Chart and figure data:
▬▬▬▬▬▬
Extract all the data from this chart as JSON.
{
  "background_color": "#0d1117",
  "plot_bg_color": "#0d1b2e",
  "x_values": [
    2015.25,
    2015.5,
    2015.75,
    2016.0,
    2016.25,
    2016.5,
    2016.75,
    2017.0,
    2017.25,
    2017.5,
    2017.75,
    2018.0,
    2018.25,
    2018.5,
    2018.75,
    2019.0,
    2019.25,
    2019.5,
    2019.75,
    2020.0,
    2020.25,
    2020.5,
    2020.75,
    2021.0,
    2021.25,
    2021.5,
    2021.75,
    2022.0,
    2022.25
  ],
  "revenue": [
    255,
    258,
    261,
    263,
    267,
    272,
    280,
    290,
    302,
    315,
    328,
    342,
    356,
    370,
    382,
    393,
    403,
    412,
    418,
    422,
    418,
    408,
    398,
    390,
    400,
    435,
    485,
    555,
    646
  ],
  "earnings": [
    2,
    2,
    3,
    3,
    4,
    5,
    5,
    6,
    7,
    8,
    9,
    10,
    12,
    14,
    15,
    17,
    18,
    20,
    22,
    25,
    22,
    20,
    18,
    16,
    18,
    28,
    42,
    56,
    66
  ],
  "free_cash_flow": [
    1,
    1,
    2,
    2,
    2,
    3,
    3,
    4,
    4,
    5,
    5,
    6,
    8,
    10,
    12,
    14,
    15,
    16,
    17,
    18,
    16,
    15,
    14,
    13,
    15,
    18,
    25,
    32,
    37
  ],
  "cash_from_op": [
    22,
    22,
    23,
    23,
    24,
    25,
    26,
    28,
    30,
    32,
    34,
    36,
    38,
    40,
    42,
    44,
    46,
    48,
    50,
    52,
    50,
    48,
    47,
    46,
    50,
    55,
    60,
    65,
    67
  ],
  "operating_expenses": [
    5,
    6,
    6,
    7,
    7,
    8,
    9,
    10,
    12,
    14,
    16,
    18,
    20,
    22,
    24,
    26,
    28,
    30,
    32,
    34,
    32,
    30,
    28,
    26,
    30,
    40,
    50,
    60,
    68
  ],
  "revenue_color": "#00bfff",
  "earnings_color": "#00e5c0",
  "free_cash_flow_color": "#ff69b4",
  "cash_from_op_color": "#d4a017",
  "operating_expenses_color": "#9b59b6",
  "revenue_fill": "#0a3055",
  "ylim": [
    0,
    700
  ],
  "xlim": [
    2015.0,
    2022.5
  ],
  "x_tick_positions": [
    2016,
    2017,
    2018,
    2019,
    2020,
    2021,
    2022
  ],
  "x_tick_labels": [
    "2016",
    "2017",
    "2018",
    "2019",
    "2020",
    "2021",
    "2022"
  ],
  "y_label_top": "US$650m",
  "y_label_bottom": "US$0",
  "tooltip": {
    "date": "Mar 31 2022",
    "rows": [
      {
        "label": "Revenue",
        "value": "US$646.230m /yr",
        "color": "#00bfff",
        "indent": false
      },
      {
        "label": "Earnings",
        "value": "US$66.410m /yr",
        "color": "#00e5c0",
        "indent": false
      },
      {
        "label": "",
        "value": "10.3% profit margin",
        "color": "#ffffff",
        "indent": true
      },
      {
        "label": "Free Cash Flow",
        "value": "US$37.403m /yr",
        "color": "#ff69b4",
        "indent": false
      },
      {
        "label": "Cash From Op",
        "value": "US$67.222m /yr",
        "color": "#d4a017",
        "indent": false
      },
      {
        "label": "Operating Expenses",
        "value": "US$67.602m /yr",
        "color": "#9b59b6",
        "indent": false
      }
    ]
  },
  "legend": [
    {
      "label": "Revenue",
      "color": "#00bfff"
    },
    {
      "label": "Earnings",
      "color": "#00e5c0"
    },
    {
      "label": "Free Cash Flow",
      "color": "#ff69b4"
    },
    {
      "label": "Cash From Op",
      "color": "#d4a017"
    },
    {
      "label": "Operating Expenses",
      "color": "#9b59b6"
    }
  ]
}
▬▬▬▬▬▬
- **Work to complete**: Transcribe all entries exactly as they are given.

- **Full solution**:
Extract all the data from this chart as JSON.
{
  "background_color": "#0d1117",
  "plot_bg_color": "#0d1b2e",
  "x_values": [
    2015.25,
    2015.5,
    2015.75,
    2016.0,
    2016.25,
    2016.5,
    2016.75,
    2017.0,
    2017.25,
    2017.5,
    2017.75,
    2018.0,
    2018.25,
    2018.5,
    2018.75,
    2019.0,
    2019.25,
    2019.5,
    2019.75,
    2020.0,
    2020.25,
    2020.5,
    2020.75,
    2021.0,
    2021.25,
    2021.5,
    2021.75,
    2022.0,
    2022.25
  ],
  "revenue": [
    255,
    258,
    261,
    263,
    267,
    272,
    280,
    290,
    302,
    315,
    328,
    342,
    356,
    370,
    382,
    393,
    403,
    412,
    418,
    422,
    418,
    408,
    398,
    390,
    400,
    435,
    485,
    555,
    646
  ],
  "earnings": [
    2,
    2,
    3,
    3,
    4,
    5,
    5,
    6,
    7,
    8,
    9,
    10,
    12,
    14,
    15,
    17,
    18,
    20,
    22,
    25,
    22,
    20,
    18,
    16,
    18,
    28,
    42,
    56,
    66
  ],
  "free_cash_flow": [
    1,
    1,
    2,
    2,
    2,
    3,
    3,
    4,
    4,
    5,
    5,
    6,
    8,
    10,
    12,
    14,
    15,
    16,
    17,
    18,
    16,
    15,
    14,
    13,
    15,
    18,
    25,
    32,
    37
  ],
  "cash_from_op": [
    22,
    22,
    23,
    23,
    24,
    25,
    26,
    28,
    30,
    32,
    34,
    36,
    38,
    40,
    42,
    44,
    46,
    48,
    50,
    52,
    50,
    48,
    47,
    46,
    50,
    55,
    60,
    65,
    67
  ],
  "operating_expenses": [
    5,
    6,
    6,
    7,
    7,
    8,
    9,
    10,
    12,
    14,
    16,
    18,
    20,
    22,
    24,
    26,
    28,
    30,
    32,
    34,
    32,
    30,
    28,
    26,
    30,
    40,
    50,
    60,
    68
  ],
  "revenue_color": "#00bfff",
  "earnings_color": "#00e5c0",
  "free_cash_flow_color": "#ff69b4",
  "cash_from_op_color": "#d4a017",
  "operating_expenses_color": "#9b59b6",
  "revenue_fill": "#0a3055",
  "ylim": [
    0,
    700
  ],
  "xlim": [
    2015.0,
    2022.5
  ],
  "x_tick_positions": [
    2016,
    2017,
    2018,
    2019,
    2020,
    2021,
    2022
  ],
  "x_tick_labels": [
    "2016",
    "2017",
    "2018",
    "2019",
    "2020",
    "2021",
    "2022"
  ],
  "y_label_top": "US$650m",
  "y_label_bottom": "US$0",
  "tooltip": {
    "date": "Mar 31 2022",
    "rows": [
      {
        "label": "Revenue",
        "value": "US$646.230m /yr",
        "color": "#00bfff",
        "indent": false
      },
      {
        "label": "Earnings",
        "value": "US$66.410m /yr",
        "color": "#00e5c0",
        "indent": false
      },
      {
        "label": "",
        "value": "10.3% profit margin",
        "color": "#ffffff",
        "indent": true
      },
      {
        "label": "Free Cash Flow",
        "value": "US$37.403m /yr",
        "color": "#ff69b4",
        "indent": false
      },
      {
        "label": "Cash From Op",
        "value": "US$67.222m /yr",
        "color": "#d4a017",
        "indent": false
      },
      {
        "label": "Operating Expenses",
        "value": "US$67.602m /yr",
        "color": "#9b59b6",
        "indent": false
      }
    ]
  },
  "legend": [
    {
      "label": "Revenue",
      "color": "#00bfff"
    },
    {
      "label": "Earnings",
      "color": "#00e5c0"
    },
    {
      "label": "Free Cash Flow",
      "color": "#ff69b4"
    },
    {
      "label": "Cash From Op",
      "color": "#d4a017"
    },
    {
      "label": "Operating Expenses",
      "color": "#9b59b6"
    }
  ]
}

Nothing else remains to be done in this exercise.